— Task description —
For each line in the data below that holds "author", return a copy.

══════════

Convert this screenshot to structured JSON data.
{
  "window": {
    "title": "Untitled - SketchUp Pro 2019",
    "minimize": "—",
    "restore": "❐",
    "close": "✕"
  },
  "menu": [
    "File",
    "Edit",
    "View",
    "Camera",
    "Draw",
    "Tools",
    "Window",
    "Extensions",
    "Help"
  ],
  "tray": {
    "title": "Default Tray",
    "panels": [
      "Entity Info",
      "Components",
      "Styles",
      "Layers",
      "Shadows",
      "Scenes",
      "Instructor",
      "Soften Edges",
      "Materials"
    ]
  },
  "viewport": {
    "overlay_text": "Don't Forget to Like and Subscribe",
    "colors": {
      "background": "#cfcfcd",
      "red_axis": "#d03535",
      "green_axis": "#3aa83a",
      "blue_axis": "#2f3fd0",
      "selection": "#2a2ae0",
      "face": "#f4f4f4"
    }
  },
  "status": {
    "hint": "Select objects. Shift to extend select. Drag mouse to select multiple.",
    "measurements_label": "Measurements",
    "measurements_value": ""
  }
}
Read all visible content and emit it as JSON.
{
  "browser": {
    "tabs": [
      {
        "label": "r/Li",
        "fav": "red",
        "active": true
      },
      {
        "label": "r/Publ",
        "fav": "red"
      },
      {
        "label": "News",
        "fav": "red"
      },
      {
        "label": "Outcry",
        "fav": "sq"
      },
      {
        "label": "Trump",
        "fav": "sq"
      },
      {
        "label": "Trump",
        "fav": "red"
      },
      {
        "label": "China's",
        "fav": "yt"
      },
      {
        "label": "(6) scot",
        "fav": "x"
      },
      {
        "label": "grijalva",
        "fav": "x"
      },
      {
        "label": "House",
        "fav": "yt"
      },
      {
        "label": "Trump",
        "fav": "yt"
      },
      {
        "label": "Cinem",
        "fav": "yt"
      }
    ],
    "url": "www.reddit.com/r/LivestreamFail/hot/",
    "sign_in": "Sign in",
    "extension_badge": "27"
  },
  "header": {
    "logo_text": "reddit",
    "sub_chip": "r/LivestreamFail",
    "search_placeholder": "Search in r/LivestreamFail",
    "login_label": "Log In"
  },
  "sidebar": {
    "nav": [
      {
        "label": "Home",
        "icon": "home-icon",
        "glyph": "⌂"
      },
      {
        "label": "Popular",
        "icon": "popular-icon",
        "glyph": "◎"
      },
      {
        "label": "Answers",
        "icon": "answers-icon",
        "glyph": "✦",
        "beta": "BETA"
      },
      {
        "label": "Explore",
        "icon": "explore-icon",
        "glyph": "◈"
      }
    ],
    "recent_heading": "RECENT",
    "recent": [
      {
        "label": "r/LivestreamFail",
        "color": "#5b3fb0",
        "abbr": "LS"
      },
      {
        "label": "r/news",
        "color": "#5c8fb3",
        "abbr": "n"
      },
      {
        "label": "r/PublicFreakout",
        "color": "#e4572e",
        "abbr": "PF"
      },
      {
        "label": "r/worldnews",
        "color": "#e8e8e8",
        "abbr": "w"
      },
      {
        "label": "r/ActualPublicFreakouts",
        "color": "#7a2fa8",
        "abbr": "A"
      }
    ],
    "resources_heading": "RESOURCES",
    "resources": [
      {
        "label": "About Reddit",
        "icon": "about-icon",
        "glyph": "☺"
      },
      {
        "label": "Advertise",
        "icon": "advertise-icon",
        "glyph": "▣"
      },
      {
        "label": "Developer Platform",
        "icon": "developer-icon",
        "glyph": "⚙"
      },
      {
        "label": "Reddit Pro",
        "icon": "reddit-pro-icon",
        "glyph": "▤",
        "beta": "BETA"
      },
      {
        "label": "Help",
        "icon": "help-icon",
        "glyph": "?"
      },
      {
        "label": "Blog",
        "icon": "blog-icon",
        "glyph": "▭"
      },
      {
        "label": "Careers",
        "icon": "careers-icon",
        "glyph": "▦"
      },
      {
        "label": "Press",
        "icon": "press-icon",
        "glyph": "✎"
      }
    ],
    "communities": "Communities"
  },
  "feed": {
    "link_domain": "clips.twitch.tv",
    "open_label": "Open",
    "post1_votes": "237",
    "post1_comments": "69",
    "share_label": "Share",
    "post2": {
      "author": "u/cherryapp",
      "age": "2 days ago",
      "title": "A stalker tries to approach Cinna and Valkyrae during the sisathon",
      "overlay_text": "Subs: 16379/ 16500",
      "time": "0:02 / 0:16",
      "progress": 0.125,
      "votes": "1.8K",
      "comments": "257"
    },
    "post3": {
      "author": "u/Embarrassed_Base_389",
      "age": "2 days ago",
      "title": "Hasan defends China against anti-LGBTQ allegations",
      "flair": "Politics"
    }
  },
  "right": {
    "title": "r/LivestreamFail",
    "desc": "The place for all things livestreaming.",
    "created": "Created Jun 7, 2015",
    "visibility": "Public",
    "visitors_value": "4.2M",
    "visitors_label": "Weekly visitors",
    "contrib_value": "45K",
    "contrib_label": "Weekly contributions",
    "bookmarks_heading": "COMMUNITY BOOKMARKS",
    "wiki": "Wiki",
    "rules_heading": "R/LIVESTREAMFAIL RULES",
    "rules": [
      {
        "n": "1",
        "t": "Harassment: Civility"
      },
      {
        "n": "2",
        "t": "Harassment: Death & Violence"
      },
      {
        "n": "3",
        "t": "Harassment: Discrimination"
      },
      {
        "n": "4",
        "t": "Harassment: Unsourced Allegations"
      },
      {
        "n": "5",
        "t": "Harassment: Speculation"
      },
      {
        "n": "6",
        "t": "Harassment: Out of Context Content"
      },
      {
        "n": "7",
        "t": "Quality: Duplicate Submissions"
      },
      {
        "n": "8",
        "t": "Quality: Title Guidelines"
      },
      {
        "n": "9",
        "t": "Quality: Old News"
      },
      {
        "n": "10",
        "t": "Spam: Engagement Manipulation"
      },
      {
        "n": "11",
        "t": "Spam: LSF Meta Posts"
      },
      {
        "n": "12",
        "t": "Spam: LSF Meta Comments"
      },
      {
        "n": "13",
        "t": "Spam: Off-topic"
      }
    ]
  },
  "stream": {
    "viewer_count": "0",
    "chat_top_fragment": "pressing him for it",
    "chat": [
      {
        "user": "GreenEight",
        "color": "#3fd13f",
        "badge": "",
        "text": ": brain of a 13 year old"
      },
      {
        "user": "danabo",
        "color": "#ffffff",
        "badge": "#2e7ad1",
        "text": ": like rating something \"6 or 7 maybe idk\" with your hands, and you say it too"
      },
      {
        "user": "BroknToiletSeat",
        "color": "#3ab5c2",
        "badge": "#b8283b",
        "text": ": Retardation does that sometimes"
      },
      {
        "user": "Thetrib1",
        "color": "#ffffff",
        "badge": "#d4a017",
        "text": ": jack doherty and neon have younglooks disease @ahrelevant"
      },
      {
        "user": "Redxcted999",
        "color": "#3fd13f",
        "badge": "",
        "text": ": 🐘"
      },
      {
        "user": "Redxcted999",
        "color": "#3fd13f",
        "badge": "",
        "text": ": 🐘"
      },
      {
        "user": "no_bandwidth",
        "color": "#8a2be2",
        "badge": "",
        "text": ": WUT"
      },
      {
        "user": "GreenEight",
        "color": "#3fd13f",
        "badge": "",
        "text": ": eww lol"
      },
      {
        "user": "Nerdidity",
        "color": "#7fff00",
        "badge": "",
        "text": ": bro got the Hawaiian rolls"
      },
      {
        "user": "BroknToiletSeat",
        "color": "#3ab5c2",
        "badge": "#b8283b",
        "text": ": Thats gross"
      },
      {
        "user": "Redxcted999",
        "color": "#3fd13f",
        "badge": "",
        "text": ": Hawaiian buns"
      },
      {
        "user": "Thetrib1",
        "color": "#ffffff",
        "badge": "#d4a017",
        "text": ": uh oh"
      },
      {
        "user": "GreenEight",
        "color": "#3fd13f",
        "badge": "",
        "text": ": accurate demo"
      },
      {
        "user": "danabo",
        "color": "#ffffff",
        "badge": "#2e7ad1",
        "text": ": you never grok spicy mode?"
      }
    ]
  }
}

══════════

— Full solution —
      "author": "u/cherryapp",
      "author": "u/Embarrassed_Base_389",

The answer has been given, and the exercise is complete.